- [A fazer] Reproduza estas linhas sem nenhuma alteração, cobrindo todos os itens.

- [Listagem]
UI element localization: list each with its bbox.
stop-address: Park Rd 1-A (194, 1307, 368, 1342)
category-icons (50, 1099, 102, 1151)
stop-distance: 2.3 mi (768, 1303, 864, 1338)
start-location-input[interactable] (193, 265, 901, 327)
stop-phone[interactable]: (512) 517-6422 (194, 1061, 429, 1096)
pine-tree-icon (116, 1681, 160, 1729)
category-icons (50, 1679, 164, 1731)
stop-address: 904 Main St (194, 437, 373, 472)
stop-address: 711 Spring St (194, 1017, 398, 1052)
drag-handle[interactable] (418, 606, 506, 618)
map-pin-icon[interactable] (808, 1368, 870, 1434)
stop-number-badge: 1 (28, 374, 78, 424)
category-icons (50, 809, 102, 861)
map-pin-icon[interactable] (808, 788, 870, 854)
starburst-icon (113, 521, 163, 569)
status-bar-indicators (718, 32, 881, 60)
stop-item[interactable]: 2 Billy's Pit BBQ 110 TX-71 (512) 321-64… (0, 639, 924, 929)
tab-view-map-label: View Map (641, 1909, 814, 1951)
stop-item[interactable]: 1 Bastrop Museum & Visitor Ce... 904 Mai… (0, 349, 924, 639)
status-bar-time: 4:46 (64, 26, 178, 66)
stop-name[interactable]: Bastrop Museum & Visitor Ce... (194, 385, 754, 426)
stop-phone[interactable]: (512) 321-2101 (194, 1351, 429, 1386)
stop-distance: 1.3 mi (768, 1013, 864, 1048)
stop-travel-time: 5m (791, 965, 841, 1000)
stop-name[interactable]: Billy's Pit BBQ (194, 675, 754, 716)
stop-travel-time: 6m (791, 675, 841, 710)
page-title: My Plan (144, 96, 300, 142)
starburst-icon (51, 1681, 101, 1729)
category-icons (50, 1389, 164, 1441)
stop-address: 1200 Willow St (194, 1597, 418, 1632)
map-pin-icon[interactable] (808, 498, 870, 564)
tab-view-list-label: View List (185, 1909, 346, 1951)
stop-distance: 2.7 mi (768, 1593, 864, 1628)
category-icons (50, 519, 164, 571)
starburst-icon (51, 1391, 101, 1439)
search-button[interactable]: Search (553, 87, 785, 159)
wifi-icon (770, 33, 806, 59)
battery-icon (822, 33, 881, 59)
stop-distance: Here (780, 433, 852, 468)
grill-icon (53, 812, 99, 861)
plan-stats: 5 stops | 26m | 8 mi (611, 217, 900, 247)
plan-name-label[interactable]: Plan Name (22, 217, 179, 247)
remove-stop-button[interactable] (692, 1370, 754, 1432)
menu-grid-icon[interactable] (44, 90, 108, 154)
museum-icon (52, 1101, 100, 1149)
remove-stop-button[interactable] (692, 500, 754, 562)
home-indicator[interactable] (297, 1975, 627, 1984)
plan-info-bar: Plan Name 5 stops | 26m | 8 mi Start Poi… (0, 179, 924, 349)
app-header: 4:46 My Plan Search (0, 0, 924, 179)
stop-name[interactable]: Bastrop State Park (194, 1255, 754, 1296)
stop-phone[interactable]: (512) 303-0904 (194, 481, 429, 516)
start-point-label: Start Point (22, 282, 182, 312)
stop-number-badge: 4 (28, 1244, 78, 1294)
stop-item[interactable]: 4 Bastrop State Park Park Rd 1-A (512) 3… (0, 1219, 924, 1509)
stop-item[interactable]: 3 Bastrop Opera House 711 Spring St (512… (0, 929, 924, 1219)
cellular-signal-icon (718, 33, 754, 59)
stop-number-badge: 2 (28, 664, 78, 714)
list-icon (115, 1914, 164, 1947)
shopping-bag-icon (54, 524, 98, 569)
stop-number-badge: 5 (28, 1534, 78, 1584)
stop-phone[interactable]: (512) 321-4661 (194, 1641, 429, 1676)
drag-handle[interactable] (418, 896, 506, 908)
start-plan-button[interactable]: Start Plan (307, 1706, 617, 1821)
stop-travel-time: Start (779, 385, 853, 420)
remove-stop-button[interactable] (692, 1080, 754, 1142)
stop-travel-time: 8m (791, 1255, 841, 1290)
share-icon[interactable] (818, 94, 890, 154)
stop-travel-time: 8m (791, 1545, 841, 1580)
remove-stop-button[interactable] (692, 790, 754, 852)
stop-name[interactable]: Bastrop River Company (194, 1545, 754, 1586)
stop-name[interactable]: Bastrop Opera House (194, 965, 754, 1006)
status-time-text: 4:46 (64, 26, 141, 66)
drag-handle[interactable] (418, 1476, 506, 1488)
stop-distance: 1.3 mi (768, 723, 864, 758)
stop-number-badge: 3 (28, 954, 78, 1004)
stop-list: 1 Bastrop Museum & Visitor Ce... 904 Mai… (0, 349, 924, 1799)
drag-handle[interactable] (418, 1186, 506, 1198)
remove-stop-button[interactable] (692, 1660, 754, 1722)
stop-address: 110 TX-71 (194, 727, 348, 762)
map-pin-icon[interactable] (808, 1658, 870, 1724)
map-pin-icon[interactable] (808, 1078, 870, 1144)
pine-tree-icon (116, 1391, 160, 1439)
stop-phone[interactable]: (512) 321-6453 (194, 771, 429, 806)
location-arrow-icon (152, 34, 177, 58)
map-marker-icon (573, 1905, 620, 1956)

- [Resposta correta]
UI element localization: list each with its bbox.
stop-address: Park Rd 1-A (194, 1307, 368, 1342)
category-icons (50, 1099, 102, 1151)
stop-distance: 2.3 mi (768, 1303, 864, 1338)
start-location-input[interactable] (193, 265, 901, 327)
stop-phone[interactable]: (512) 517-6422 (194, 1061, 429, 1096)
pine-tree-icon (116, 1681, 160, 1729)
category-icons (50, 1679, 164, 1731)
stop-address: 904 Main St (194, 437, 373, 472)
stop-address: 711 Spring St (194, 1017, 398, 1052)
drag-handle[interactable] (418, 606, 506, 618)
map-pin-icon[interactable] (808, 1368, 870, 1434)
stop-number-badge: 1 (28, 374, 78, 424)
category-icons (50, 809, 102, 861)
map-pin-icon[interactable] (808, 788, 870, 854)
starburst-icon (113, 521, 163, 569)
status-bar-indicators (718, 32, 881, 60)
stop-item[interactable]: 2 Billy's Pit BBQ 110 TX-71 (512) 321-64… (0, 639, 924, 929)
tab-view-map-label: View Map (641, 1909, 814, 1951)
stop-item[interactable]: 1 Bastrop Museum & Visitor Ce... 904 Mai… (0, 349, 924, 639)
status-bar-time: 4:46 (64, 26, 178, 66)
stop-name[interactable]: Bastrop Museum & Visitor Ce... (194, 385, 754, 426)
stop-phone[interactable]: (512) 321-2101 (194, 1351, 429, 1386)
stop-distance: 1.3 mi (768, 1013, 864, 1048)
stop-travel-time: 5m (791, 965, 841, 1000)
stop-name[interactable]: Billy's Pit BBQ (194, 675, 754, 716)
stop-travel-time: 6m (791, 675, 841, 710)
page-title: My Plan (144, 96, 300, 142)
starburst-icon (51, 1681, 101, 1729)
category-icons (50, 1389, 164, 1441)
stop-address: 1200 Willow St (194, 1597, 418, 1632)
map-pin-icon[interactable] (808, 498, 870, 564)
tab-view-list-label: View List (185, 1909, 346, 1951)
stop-distance: 2.7 mi (768, 1593, 864, 1628)
category-icons (50, 519, 164, 571)
starburst-icon (51, 1391, 101, 1439)
search-button[interactable]: Search (553, 87, 785, 159)
wifi-icon (770, 33, 806, 59)
battery-icon (822, 33, 881, 59)
stop-distance: Here (780, 433, 852, 468)
grill-icon (53, 812, 99, 861)
plan-stats: 5 stops | 26m | 8 mi (611, 217, 900, 247)
plan-name-label[interactable]: Plan Name (22, 217, 179, 247)
remove-stop-button[interactable] (692, 1370, 754, 1432)
menu-grid-icon[interactable] (44, 90, 108, 154)
museum-icon (52, 1101, 100, 1149)
remove-stop-button[interactable] (692, 500, 754, 562)
home-indicator[interactable] (297, 1975, 627, 1984)
plan-info-bar: Plan Name 5 stops | 26m | 8 mi Start Poi… (0, 179, 924, 349)
app-header: 4:46 My Plan Search (0, 0, 924, 179)
stop-name[interactable]: Bastrop State Park (194, 1255, 754, 1296)
stop-phone[interactable]: (512) 303-0904 (194, 481, 429, 516)
start-point-label: Start Point (22, 282, 182, 312)
stop-number-badge: 4 (28, 1244, 78, 1294)
stop-item[interactable]: 4 Bastrop State Park Park Rd 1-A (512) 3… (0, 1219, 924, 1509)
stop-item[interactable]: 3 Bastrop Opera House 711 Spring St (512… (0, 929, 924, 1219)
cellular-signal-icon (718, 33, 754, 59)
stop-number-badge: 2 (28, 664, 78, 714)
list-icon (115, 1914, 164, 1947)
shopping-bag-icon (54, 524, 98, 569)
stop-number-badge: 5 (28, 1534, 78, 1584)
stop-phone[interactable]: (512) 321-4661 (194, 1641, 429, 1676)
drag-handle[interactable] (418, 896, 506, 908)
start-plan-button[interactable]: Start Plan (307, 1706, 617, 1821)
stop-travel-time: Start (779, 385, 853, 420)
remove-stop-button[interactable] (692, 1080, 754, 1142)
stop-travel-time: 8m (791, 1255, 841, 1290)
share-icon[interactable] (818, 94, 890, 154)
stop-travel-time: 8m (791, 1545, 841, 1580)
remove-stop-button[interactable] (692, 790, 754, 852)
stop-name[interactable]: Bastrop River Company (194, 1545, 754, 1586)
stop-name[interactable]: Bastrop Opera House (194, 965, 754, 1006)
status-time-text: 4:46 (64, 26, 141, 66)
drag-handle[interactable] (418, 1476, 506, 1488)
stop-distance: 1.3 mi (768, 723, 864, 758)
stop-number-badge: 3 (28, 954, 78, 1004)
stop-list: 1 Bastrop Museum & Visitor Ce... 904 Mai… (0, 349, 924, 1799)
drag-handle[interactable] (418, 1186, 506, 1198)
remove-stop-button[interactable] (692, 1660, 754, 1722)
stop-address: 110 TX-71 (194, 727, 348, 762)
map-pin-icon[interactable] (808, 1658, 870, 1724)
map-pin-icon[interactable] (808, 1078, 870, 1144)
pine-tree-icon (116, 1391, 160, 1439)
stop-phone[interactable]: (512) 321-6453 (194, 771, 429, 806)
location-arrow-icon (152, 34, 177, 58)
map-marker-icon (573, 1905, 620, 1956)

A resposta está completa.